_YOUR TASK_: State how many lines of the records below contain the string "Contains", counting only matches with the same capitalization. Reply with the number alone.

┄┄┄┄┄┄┄┄┄┄┄┄┄┄┄┄┄┄┄┄

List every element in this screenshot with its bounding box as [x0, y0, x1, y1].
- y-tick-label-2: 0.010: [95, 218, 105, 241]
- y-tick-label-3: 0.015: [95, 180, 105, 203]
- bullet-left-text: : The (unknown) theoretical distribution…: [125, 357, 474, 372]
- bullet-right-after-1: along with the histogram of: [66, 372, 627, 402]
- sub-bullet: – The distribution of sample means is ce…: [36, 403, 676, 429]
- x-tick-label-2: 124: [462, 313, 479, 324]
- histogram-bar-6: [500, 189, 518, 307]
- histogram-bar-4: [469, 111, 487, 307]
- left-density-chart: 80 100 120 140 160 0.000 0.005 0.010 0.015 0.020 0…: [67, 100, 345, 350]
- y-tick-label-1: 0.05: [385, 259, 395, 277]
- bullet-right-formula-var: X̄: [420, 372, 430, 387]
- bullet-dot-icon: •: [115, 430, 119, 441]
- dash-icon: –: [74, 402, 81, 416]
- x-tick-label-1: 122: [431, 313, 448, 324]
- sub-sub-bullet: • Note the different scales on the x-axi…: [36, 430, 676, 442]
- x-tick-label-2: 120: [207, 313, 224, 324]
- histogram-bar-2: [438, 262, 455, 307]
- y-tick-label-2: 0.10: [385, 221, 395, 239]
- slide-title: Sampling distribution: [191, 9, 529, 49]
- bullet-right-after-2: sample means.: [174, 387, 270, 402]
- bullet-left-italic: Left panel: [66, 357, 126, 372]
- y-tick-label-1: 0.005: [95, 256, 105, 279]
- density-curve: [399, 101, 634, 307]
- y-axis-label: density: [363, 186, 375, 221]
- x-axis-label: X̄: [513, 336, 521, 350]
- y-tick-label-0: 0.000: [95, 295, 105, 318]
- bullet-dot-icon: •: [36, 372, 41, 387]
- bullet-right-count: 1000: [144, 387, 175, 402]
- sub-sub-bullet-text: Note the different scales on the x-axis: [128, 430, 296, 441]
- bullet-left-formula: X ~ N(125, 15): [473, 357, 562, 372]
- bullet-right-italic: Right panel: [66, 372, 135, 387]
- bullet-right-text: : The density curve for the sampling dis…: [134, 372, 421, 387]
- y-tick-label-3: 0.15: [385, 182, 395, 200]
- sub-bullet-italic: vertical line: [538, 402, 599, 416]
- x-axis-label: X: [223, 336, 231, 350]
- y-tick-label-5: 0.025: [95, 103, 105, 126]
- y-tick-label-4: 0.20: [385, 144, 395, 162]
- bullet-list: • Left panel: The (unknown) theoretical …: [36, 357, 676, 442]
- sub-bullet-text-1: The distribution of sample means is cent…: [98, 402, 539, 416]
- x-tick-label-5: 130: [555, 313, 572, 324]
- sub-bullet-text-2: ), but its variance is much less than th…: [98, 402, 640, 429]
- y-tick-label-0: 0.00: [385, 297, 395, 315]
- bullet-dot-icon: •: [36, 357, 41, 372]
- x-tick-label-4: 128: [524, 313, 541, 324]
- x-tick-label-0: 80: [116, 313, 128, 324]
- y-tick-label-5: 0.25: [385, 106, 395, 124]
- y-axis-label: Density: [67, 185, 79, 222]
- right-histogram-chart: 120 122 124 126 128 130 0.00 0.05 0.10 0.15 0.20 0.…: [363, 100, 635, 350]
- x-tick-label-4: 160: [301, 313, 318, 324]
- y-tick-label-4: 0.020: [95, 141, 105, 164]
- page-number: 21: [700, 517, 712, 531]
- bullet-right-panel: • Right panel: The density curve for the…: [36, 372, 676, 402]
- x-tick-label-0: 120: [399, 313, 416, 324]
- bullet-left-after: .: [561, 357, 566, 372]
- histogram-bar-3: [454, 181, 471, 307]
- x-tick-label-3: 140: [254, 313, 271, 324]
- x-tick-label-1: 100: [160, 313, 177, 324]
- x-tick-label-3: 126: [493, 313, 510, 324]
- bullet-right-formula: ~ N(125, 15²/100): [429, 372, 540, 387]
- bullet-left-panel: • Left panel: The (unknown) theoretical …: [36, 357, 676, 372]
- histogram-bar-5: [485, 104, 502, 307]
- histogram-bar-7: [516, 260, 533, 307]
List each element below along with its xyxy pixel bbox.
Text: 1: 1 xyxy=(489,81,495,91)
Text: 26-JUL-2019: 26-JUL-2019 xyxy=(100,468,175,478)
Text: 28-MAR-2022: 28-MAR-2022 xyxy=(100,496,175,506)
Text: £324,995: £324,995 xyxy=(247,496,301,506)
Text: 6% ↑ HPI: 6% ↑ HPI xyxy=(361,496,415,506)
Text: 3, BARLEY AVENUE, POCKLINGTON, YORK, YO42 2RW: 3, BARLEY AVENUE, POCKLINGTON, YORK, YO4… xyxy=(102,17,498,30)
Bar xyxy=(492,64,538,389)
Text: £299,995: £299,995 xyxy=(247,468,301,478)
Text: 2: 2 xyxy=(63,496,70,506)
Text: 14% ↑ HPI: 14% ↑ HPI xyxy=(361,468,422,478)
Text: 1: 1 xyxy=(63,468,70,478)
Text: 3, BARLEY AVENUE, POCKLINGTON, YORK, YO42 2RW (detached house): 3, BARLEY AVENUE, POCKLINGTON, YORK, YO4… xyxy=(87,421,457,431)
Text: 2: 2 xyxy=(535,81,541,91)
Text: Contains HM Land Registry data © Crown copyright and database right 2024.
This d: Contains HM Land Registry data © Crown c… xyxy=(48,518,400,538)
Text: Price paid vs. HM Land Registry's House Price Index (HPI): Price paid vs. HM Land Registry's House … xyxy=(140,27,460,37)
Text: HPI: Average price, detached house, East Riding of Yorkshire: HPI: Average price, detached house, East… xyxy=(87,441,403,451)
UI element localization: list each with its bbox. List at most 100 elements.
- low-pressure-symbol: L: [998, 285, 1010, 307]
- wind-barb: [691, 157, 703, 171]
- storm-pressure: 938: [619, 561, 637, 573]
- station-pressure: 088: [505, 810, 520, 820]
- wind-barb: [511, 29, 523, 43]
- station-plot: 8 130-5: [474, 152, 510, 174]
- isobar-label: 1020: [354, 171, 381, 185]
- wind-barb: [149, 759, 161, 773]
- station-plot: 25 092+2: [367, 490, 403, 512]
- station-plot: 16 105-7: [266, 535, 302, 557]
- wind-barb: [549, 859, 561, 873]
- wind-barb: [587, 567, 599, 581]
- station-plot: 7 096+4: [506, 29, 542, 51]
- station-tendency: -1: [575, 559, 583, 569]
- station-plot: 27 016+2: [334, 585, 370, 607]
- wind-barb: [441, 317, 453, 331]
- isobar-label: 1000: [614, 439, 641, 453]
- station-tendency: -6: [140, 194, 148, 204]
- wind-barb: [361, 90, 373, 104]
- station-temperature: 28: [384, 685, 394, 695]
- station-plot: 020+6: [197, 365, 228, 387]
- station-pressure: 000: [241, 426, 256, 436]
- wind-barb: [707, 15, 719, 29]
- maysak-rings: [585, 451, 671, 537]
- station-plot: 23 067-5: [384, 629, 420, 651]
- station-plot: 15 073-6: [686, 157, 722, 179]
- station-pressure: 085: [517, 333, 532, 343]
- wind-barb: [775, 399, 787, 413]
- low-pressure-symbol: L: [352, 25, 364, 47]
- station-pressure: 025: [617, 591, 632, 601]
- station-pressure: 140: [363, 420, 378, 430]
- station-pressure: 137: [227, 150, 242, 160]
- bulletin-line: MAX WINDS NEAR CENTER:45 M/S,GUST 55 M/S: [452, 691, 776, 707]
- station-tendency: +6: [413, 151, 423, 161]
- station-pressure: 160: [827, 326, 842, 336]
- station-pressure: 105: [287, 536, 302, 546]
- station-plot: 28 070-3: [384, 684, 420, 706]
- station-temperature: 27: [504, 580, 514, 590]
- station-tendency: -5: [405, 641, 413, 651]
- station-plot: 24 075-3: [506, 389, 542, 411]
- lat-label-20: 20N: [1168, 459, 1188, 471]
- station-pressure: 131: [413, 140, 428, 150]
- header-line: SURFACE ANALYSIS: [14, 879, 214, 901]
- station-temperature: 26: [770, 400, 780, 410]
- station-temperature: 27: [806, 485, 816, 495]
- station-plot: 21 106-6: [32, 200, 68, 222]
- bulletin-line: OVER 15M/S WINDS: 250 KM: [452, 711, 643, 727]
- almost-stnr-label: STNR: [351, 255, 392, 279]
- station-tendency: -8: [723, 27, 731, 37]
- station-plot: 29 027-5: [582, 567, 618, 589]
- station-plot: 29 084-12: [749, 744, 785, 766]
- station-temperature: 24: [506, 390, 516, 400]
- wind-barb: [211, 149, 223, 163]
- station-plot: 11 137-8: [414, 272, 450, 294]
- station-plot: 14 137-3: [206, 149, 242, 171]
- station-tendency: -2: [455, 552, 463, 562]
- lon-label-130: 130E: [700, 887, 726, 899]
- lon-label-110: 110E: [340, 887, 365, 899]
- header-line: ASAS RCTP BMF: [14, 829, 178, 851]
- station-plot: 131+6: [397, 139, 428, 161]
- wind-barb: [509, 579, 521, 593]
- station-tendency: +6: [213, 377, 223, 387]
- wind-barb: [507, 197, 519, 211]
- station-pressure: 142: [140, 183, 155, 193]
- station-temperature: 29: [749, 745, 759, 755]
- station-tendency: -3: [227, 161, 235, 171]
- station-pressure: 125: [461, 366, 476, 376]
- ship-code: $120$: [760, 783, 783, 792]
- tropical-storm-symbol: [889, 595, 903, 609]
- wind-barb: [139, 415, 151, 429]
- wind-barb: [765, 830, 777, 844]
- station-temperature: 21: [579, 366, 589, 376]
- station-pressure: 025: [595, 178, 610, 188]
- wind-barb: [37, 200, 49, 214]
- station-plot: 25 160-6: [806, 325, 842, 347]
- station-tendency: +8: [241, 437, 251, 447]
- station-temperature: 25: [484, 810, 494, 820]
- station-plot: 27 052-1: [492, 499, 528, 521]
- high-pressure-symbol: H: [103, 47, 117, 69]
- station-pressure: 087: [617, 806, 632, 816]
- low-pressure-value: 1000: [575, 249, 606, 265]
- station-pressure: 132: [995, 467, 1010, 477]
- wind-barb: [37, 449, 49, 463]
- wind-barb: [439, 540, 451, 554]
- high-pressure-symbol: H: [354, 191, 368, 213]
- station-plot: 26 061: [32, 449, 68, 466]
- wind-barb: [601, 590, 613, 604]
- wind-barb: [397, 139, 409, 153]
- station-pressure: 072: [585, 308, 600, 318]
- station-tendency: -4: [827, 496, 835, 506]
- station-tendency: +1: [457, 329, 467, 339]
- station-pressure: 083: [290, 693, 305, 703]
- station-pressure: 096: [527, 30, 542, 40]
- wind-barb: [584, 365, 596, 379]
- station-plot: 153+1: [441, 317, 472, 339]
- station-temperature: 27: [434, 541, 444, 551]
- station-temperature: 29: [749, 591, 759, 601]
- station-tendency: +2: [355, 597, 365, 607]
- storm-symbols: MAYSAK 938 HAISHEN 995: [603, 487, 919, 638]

┄┄┄┄┄┄┄┄┄┄┄┄┄┄┄┄┄┄┄┄

_TASK RESPONSE_: 2